TASK DESCRIPTION -> Check every line of the data below for the string "Expenses", and copy the ones that hold it.

GIVEN ENTRIES ->
————

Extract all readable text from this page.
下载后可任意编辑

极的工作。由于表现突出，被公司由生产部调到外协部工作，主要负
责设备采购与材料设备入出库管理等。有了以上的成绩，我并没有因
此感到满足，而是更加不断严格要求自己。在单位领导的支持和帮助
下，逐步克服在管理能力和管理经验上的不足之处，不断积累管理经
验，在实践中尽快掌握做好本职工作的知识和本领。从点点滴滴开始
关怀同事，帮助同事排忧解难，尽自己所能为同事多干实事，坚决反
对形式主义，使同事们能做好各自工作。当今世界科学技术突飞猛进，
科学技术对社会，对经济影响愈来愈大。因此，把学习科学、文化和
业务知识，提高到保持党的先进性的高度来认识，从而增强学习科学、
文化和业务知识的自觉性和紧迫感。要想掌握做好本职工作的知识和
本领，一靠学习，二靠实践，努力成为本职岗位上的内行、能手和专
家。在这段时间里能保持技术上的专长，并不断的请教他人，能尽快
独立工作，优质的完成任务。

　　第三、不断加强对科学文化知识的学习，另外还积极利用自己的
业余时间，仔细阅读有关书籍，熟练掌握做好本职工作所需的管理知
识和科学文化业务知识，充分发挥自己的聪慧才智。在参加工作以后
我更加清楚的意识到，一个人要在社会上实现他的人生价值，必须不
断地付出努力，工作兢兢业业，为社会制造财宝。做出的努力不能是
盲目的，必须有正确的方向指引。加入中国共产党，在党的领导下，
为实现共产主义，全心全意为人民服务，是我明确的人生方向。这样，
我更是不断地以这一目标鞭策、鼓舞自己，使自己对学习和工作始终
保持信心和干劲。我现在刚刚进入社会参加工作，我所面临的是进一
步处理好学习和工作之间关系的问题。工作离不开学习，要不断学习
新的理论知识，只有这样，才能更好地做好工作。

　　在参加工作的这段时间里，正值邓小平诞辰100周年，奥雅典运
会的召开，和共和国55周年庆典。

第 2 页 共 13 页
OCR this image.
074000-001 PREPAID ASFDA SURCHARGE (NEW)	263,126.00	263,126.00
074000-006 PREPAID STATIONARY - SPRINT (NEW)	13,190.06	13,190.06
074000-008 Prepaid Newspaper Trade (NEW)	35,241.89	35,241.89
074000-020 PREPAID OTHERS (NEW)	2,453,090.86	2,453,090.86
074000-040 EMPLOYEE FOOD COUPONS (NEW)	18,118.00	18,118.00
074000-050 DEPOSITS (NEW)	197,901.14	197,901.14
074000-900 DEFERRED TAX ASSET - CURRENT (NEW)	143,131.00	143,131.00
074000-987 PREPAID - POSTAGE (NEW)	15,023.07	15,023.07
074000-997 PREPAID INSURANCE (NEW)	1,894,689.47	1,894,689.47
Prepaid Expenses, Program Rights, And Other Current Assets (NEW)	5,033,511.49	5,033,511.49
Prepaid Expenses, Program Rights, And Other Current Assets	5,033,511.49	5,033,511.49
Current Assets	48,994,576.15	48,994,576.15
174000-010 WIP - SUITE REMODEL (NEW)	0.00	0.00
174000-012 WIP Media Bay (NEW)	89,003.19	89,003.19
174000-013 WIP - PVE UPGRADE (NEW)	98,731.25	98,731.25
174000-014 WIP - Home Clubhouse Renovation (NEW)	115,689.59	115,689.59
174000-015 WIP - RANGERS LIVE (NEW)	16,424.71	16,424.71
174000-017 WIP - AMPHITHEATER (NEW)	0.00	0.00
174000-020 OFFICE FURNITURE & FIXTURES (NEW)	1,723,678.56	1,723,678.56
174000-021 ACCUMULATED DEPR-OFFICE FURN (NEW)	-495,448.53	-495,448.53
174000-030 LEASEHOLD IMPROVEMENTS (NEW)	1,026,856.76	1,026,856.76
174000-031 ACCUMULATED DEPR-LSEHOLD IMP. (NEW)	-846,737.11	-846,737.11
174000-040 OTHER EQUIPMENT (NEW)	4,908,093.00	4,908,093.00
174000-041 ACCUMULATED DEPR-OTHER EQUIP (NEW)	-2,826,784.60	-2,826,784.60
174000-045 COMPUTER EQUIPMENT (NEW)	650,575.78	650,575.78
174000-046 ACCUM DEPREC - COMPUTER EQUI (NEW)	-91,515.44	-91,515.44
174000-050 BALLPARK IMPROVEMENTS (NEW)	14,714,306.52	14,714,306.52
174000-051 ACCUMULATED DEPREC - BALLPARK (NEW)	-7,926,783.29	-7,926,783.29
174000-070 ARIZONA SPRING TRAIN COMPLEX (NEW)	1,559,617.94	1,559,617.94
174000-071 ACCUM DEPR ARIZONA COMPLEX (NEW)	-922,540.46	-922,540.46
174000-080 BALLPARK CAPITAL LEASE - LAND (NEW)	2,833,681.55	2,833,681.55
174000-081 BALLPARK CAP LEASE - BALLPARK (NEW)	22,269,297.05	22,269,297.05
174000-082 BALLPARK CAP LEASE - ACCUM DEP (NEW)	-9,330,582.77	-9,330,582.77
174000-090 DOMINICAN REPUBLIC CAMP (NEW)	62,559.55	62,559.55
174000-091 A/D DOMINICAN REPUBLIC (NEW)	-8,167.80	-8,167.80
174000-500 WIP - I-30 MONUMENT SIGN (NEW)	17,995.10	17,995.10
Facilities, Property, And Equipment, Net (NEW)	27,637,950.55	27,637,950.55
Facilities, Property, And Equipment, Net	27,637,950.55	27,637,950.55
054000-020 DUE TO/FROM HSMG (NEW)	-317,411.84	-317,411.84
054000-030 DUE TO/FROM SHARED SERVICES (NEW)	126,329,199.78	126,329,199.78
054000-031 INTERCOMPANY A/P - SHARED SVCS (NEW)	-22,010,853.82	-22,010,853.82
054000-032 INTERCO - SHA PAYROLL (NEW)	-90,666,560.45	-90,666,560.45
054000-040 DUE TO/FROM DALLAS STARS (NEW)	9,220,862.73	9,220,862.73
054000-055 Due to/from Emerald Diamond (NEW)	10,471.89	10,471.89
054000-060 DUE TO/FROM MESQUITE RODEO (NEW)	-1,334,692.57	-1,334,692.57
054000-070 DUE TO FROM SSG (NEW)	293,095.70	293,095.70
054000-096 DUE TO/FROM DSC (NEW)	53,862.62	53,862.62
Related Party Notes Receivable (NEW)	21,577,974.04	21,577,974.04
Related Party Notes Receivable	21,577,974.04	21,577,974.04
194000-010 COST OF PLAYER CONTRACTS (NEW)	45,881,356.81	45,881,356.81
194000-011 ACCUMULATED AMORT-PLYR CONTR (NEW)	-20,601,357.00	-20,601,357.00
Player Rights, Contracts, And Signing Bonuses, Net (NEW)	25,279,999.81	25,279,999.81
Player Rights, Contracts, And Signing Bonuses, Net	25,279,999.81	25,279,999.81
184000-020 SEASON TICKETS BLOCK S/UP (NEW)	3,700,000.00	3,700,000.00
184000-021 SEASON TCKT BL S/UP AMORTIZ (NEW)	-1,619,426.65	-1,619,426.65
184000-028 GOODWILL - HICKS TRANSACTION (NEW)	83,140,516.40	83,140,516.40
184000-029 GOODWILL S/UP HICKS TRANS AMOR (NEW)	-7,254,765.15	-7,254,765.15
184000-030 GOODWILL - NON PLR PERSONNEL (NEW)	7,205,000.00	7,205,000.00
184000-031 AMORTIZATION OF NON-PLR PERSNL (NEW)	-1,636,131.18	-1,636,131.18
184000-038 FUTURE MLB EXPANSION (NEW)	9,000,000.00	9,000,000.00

————

RESULT FOR THIS TASK ->
Prepaid Expenses, Program Rights, And Other Current Assets (NEW)	5,033,511.49	5,033,511.49
Prepaid Expenses, Program Rights, And Other Current Assets	5,033,511.49	5,033,511.49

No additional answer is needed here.